=== ЗАДАНИЕ ===
Почему в отрывке о парижской сцене сказано, что Франция «культурнее в этом отношении»? Ответьте одним предложением.

=== ОТРЫВОК ТЕКСТА ===
____________

Франция еще не дошла до этого, Франция дает еще изящный водевиль, любит со вкусом построенное действие, блестящий диалог, своеобразный реализм, словом, Франция культурнее в этом отношении; однако все более очевидным становится, что и парижская публика смотрит на сцену как на учреждение «забавное». Не то чтобы серьезная комедия совсем умерла или очень уж заметно ослабела по сравнению с тем, чем она была двадцать пять, пятьдесят лет назад, но волна низших родов драматургии подымается игриво и весело, захватывая все больше и сцен, и драматургов, и публики.

Из афиш парижских варьете и кабаре начала XX века.

Прежде чем говорить собственно о комедии, я хочу сказать несколько слов о «revues» — «обозрениях», самом торжествующем жанре спектакля в Париже. В былые времена эти «обозрения» ставились в артистических кабаре. Они отличались иногда довольно разнузданной, но гремящей и опьяняющей веселостью; это было раздолье для всех неожиданных прыжков фантазии, смесь куплетов, танцев, сценок, все осмеивающих шаловливо и подчас талантливо. Если иной раз не хватало таланта и глубины — была подкупающая непринужденность молодости. Потом пришло постановочное «обозрение» больших кафе–концертов, с их десятками пестрых декораций, ослепительным калейдоскопом костюмов, сотнями иногда специально выбранных красивых женщин и подростков, с их натянутым ремесленным смехом, кое–как в тридцатый раз выдавленным из мозга профессионального сих дел мастера. Остроумие окончательно заменила сальность, меткую сатиру — скандальное злословие.

____________

=== ЗАПИСАННЫЕ ДАННЫЕ ===
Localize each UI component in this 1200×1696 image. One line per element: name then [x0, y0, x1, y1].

____________

=== РЕЗУЛЬТАТ ===
Франция еще дает изящный водевиль и любит со вкусом построенное действие, блестящий диалог и своеобразный реализм.